> **Written task**: Copy all of the material exactly. Pictures are not to appear in the copy.

> **Input rows**:
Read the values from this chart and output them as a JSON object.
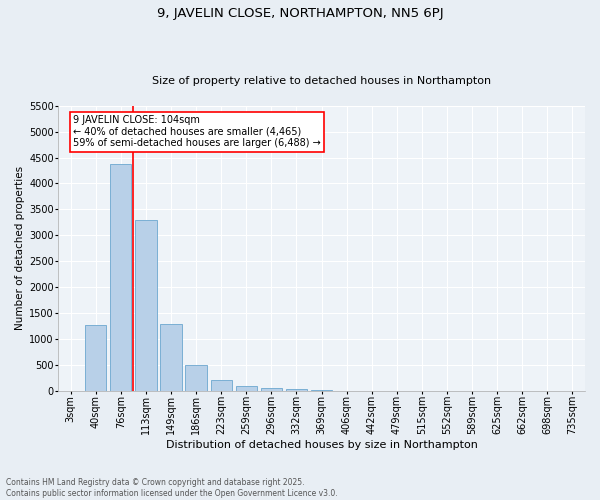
{
  "title1": "9, JAVELIN CLOSE, NORTHAMPTON, NN5 6PJ",
  "title2": "Size of property relative to detached houses in Northampton",
  "xlabel": "Distribution of detached houses by size in Northampton",
  "ylabel": "Number of detached properties",
  "footer1": "Contains HM Land Registry data © Crown copyright and database right 2025.",
  "footer2": "Contains public sector information licensed under the Open Government Licence v3.0.",
  "bar_labels": [
    "3sqm",
    "40sqm",
    "76sqm",
    "113sqm",
    "149sqm",
    "186sqm",
    "223sqm",
    "259sqm",
    "296sqm",
    "332sqm",
    "369sqm",
    "406sqm",
    "442sqm",
    "479sqm",
    "515sqm",
    "552sqm",
    "589sqm",
    "625sqm",
    "662sqm",
    "698sqm",
    "735sqm"
  ],
  "bar_values": [
    0,
    1270,
    4380,
    3300,
    1280,
    500,
    200,
    100,
    60,
    30,
    10,
    0,
    0,
    0,
    0,
    0,
    0,
    0,
    0,
    0,
    0
  ],
  "bar_color": "#b8d0e8",
  "bar_edgecolor": "#7aafd4",
  "vline_color": "red",
  "vline_pos": 2.5,
  "ylim": [
    0,
    5500
  ],
  "yticks": [
    0,
    500,
    1000,
    1500,
    2000,
    2500,
    3000,
    3500,
    4000,
    4500,
    5000,
    5500
  ],
  "annotation_text": "9 JAVELIN CLOSE: 104sqm\n← 40% of detached houses are smaller (4,465)\n59% of semi-detached houses are larger (6,488) →",
  "bg_color": "#e8eef4",
  "plot_bg": "#eef3f8",
  "grid_color": "#ffffff",
  "title1_fontsize": 9.5,
  "title2_fontsize": 8,
  "ylabel_fontsize": 7.5,
  "xlabel_fontsize": 8,
  "tick_fontsize": 7,
  "annot_fontsize": 7,
  "footer_fontsize": 5.5
}
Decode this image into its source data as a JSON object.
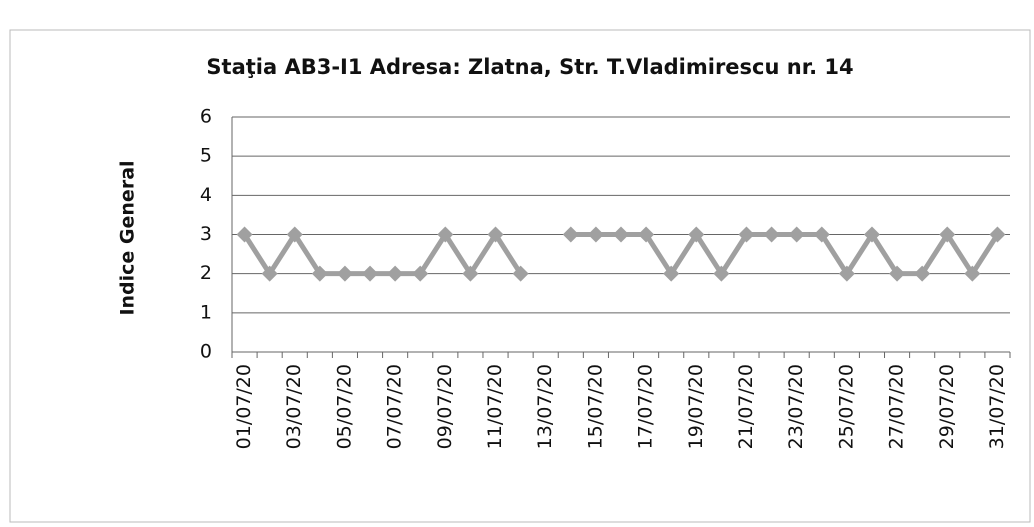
{
  "chart_data": {
    "type": "line",
    "title": "Staţia AB3-I1 Adresa: Zlatna, Str. T.Vladimirescu nr. 14",
    "y_label": "Indice General",
    "categories": [
      "01/07/20",
      null,
      "03/07/20",
      null,
      "05/07/20",
      null,
      "07/07/20",
      null,
      "09/07/20",
      null,
      "11/07/20",
      null,
      "13/07/20",
      null,
      "15/07/20",
      null,
      "17/07/20",
      null,
      "19/07/20",
      null,
      "21/07/20",
      null,
      "23/07/20",
      null,
      "25/07/20",
      null,
      "27/07/20",
      null,
      "29/07/20",
      null,
      "31/07/20"
    ],
    "series": [
      {
        "name": "Indice General",
        "color": "#a0a0a0",
        "values": [
          3,
          2,
          3,
          2,
          2,
          2,
          2,
          2,
          3,
          2,
          3,
          2,
          null,
          3,
          3,
          3,
          3,
          2,
          3,
          2,
          3,
          3,
          3,
          3,
          2,
          3,
          2,
          2,
          3,
          2,
          3
        ]
      }
    ],
    "ylim": [
      0,
      6
    ],
    "yticks": [
      0,
      1,
      2,
      3,
      4,
      5,
      6
    ],
    "grid": true
  }
}
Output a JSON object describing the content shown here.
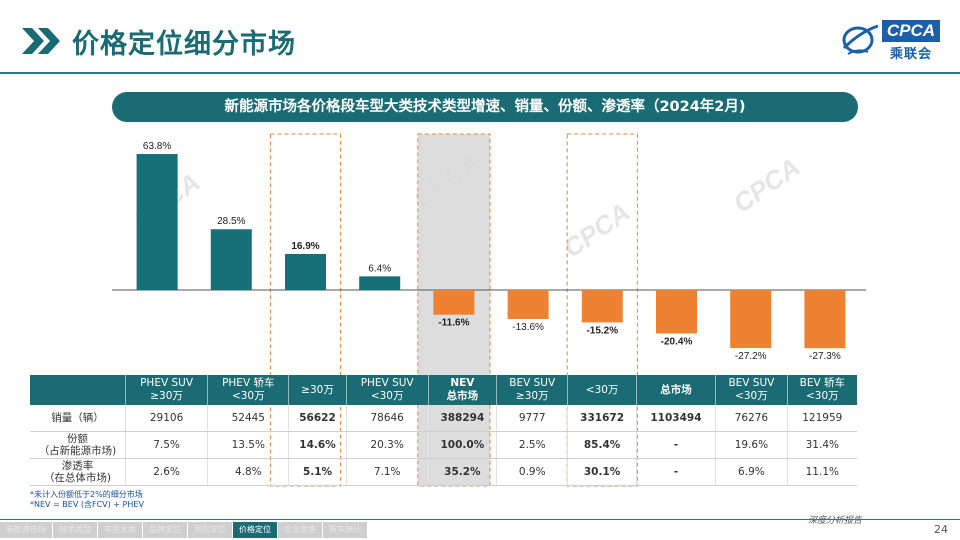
{
  "header": {
    "title": "价格定位细分市场"
  },
  "logo": {
    "text": "CPCA",
    "cn": "乘联会"
  },
  "chart_title": "新能源市场各价格段车型大类技术类型增速、销量、份额、渗透率（2024年2月)",
  "chart_data": {
    "type": "bar",
    "categories": [
      "PHEV SUV ≥30万",
      "PHEV 轿车 <30万",
      "≥30万",
      "PHEV SUV <30万",
      "NEV 总市场",
      "BEV SUV ≥30万",
      "<30万",
      "总市场",
      "BEV SUV <30万",
      "BEV 轿车 <30万"
    ],
    "values": [
      63.8,
      28.5,
      16.9,
      6.4,
      -11.6,
      -13.6,
      -15.2,
      -20.4,
      -27.2,
      -27.3
    ],
    "value_labels": [
      "63.8%",
      "28.5%",
      "16.9%",
      "6.4%",
      "-11.6%",
      "-13.6%",
      "-15.2%",
      "-20.4%",
      "-27.2%",
      "-27.3%"
    ],
    "bold_labels": [
      2,
      4,
      6,
      7
    ],
    "highlight_boxes": [
      2,
      6
    ],
    "shaded_column": 4,
    "positive_color": "#157077",
    "negative_color": "#ef8232",
    "ylim": [
      -30,
      65
    ]
  },
  "table": {
    "headers": [
      {
        "l1": "PHEV SUV",
        "l2": "≥30万",
        "bold": false
      },
      {
        "l1": "PHEV 轿车",
        "l2": "<30万",
        "bold": false
      },
      {
        "l1": "≥30万",
        "l2": "",
        "bold": false
      },
      {
        "l1": "PHEV SUV",
        "l2": "<30万",
        "bold": false
      },
      {
        "l1": "NEV",
        "l2": "总市场",
        "bold": true
      },
      {
        "l1": "BEV SUV",
        "l2": "≥30万",
        "bold": false
      },
      {
        "l1": "<30万",
        "l2": "",
        "bold": false
      },
      {
        "l1": "总市场",
        "l2": "",
        "bold": true
      },
      {
        "l1": "BEV SUV",
        "l2": "<30万",
        "bold": false
      },
      {
        "l1": "BEV 轿车",
        "l2": "<30万",
        "bold": false
      }
    ],
    "rows": [
      {
        "label1": "销量（辆）",
        "label2": "",
        "cells": [
          "29106",
          "52445",
          "56622",
          "78646",
          "388294",
          "9777",
          "331672",
          "1103494",
          "76276",
          "121959"
        ]
      },
      {
        "label1": "份额",
        "label2": "（占新能源市场)",
        "cells": [
          "7.5%",
          "13.5%",
          "14.6%",
          "20.3%",
          "100.0%",
          "2.5%",
          "85.4%",
          "-",
          "19.6%",
          "31.4%"
        ]
      },
      {
        "label1": "渗透率",
        "label2": "（在总体市场)",
        "cells": [
          "2.6%",
          "4.8%",
          "5.1%",
          "7.1%",
          "35.2%",
          "0.9%",
          "30.1%",
          "-",
          "6.9%",
          "11.1%"
        ]
      }
    ],
    "bold_cols": [
      2,
      4,
      6,
      7
    ]
  },
  "footnotes": [
    "*未计入份额低于2%的细分市场",
    "*NEV = BEV (含FCV) + PHEV"
  ],
  "report_tag": "深度分析报告",
  "page_number": "24",
  "nav": [
    "新能源市场",
    "技术类型",
    "车型大类",
    "品牌定位",
    "国别定位",
    "价格定位",
    "企业竞争",
    "新车统计"
  ],
  "nav_active": 5,
  "watermark": "CPCA"
}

> **Exercise answer**:
Read the values from this chart and output them as a JSON object.
{
  "title1": "9, JAVELIN CLOSE, NORTHAMPTON, NN5 6PJ",
  "title2": "Size of property relative to detached houses in Northampton",
  "xlabel": "Distribution of detached houses by size in Northampton",
  "ylabel": "Number of detached properties",
  "footer1": "Contains HM Land Registry data © Crown copyright and database right 2025.",
  "footer2": "Contains public sector information licensed under the Open Government Licence v3.0.",
  "bar_labels": [
    "3sqm",
    "40sqm",
    "76sqm",
    "113sqm",
    "149sqm",
    "186sqm",
    "223sqm",
    "259sqm",
    "296sqm",
    "332sqm",
    "369sqm",
    "406sqm",
    "442sqm",
    "479sqm",
    "515sqm",
    "552sqm",
    "589sqm",
    "625sqm",
    "662sqm",
    "698sqm",
    "735sqm"
  ],
  "bar_values": [
    0,
    1270,
    4380,
    3300,
    1280,
    500,
    200,
    100,
    60,
    30,
    10,
    0,
    0,
    0,
    0,
    0,
    0,
    0,
    0,
    0,
    0
  ],
  "bar_color": "#b8d0e8",
  "bar_edgecolor": "#7aafd4",
  "vline_color": "red",
  "vline_pos": 2.5,
  "ylim": [
    0,
    5500
  ],
  "yticks": [
    0,
    500,
    1000,
    1500,
    2000,
    2500,
    3000,
    3500,
    4000,
    4500,
    5000,
    5500
  ],
  "annotation_text": "9 JAVELIN CLOSE: 104sqm\n← 40% of detached houses are smaller (4,465)\n59% of semi-detached houses are larger (6,488) →",
  "bg_color": "#e8eef4",
  "plot_bg": "#eef3f8",
  "grid_color": "#ffffff",
  "title1_fontsize": 9.5,
  "title2_fontsize": 8,
  "ylabel_fontsize": 7.5,
  "xlabel_fontsize": 8,
  "tick_fontsize": 7,
  "annot_fontsize": 7,
  "footer_fontsize": 5.5
}
Decode this image into its source data as a JSON object.
{
  "chart_data": {
    "type": "line",
    "title": "Staţia AB3-I1 Adresa: Zlatna, Str. T.Vladimirescu nr. 14",
    "y_label": "Indice General",
    "categories": [
      "01/07/20",
      null,
      "03/07/20",
      null,
      "05/07/20",
      null,
      "07/07/20",
      null,
      "09/07/20",
      null,
      "11/07/20",
      null,
      "13/07/20",
      null,
      "15/07/20",
      null,
      "17/07/20",
      null,
      "19/07/20",
      null,
      "21/07/20",
      null,
      "23/07/20",
      null,
      "25/07/20",
      null,
      "27/07/20",
      null,
      "29/07/20",
      null,
      "31/07/20"
    ],
    "series": [
      {
        "name": "Indice General",
        "color": "#a0a0a0",
        "values": [
          3,
          2,
          3,
          2,
          2,
          2,
          2,
          2,
          3,
          2,
          3,
          2,
          null,
          3,
          3,
          3,
          3,
          2,
          3,
          2,
          3,
          3,
          3,
          3,
          2,
          3,
          2,
          2,
          3,
          2,
          3
        ]
      }
    ],
    "ylim": [
      0,
      6
    ],
    "yticks": [
      0,
      1,
      2,
      3,
      4,
      5,
      6
    ],
    "grid": true
  }
}
Output a JSON object describing the content shown here.
{
  "header": {
    "title": "价格定位细分市场"
  },
  "logo": {
    "text": "CPCA",
    "cn": "乘联会"
  },
  "chart_title": "新能源市场各价格段车型大类技术类型增速、销量、份额、渗透率（2024年2月)",
  "chart_data": {
    "type": "bar",
    "categories": [
      "PHEV SUV ≥30万",
      "PHEV 轿车 <30万",
      "≥30万",
      "PHEV SUV <30万",
      "NEV 总市场",
      "BEV SUV ≥30万",
      "<30万",
      "总市场",
      "BEV SUV <30万",
      "BEV 轿车 <30万"
    ],
    "values": [
      63.8,
      28.5,
      16.9,
      6.4,
      -11.6,
      -13.6,
      -15.2,
      -20.4,
      -27.2,
      -27.3
    ],
    "value_labels": [
      "63.8%",
      "28.5%",
      "16.9%",
      "6.4%",
      "-11.6%",
      "-13.6%",
      "-15.2%",
      "-20.4%",
      "-27.2%",
      "-27.3%"
    ],
    "bold_labels": [
      2,
      4,
      6,
      7
    ],
    "highlight_boxes": [
      2,
      6
    ],
    "shaded_column": 4,
    "positive_color": "#157077",
    "negative_color": "#ef8232",
    "ylim": [
      -30,
      65
    ]
  },
  "table": {
    "headers": [
      {
        "l1": "PHEV SUV",
        "l2": "≥30万",
        "bold": false
      },
      {
        "l1": "PHEV 轿车",
        "l2": "<30万",
        "bold": false
      },
      {
        "l1": "≥30万",
        "l2": "",
        "bold": false
      },
      {
        "l1": "PHEV SUV",
        "l2": "<30万",
        "bold": false
      },
      {
        "l1": "NEV",
        "l2": "总市场",
        "bold": true
      },
      {
        "l1": "BEV SUV",
        "l2": "≥30万",
        "bold": false
      },
      {
        "l1": "<30万",
        "l2": "",
        "bold": false
      },
      {
        "l1": "总市场",
        "l2": "",
        "bold": true
      },
      {
        "l1": "BEV SUV",
        "l2": "<30万",
        "bold": false
      },
      {
        "l1": "BEV 轿车",
        "l2": "<30万",
        "bold": false
      }
    ],
    "rows": [
      {
        "label1": "销量（辆）",
        "label2": "",
        "cells": [
          "29106",
          "52445",
          "56622",
          "78646",
          "388294",
          "9777",
          "331672",
          "1103494",
          "76276",
          "121959"
        ]
      },
      {
        "label1": "份额",
        "label2": "（占新能源市场)",
        "cells": [
          "7.5%",
          "13.5%",
          "14.6%",
          "20.3%",
          "100.0%",
          "2.5%",
          "85.4%",
          "-",
          "19.6%",
          "31.4%"
        ]
      },
      {
        "label1": "渗透率",
        "label2": "（在总体市场)",
        "cells": [
          "2.6%",
          "4.8%",
          "5.1%",
          "7.1%",
          "35.2%",
          "0.9%",
          "30.1%",
          "-",
          "6.9%",
          "11.1%"
        ]
      }
    ],
    "bold_cols": [
      2,
      4,
      6,
      7
    ]
  },
  "footnotes": [
    "*未计入份额低于2%的细分市场",
    "*NEV = BEV (含FCV) + PHEV"
  ],
  "report_tag": "深度分析报告",
  "page_number": "24",
  "nav": [
    "新能源市场",
    "技术类型",
    "车型大类",
    "品牌定位",
    "国别定位",
    "价格定位",
    "企业竞争",
    "新车统计"
  ],
  "nav_active": 5,
  "watermark": "CPCA"
}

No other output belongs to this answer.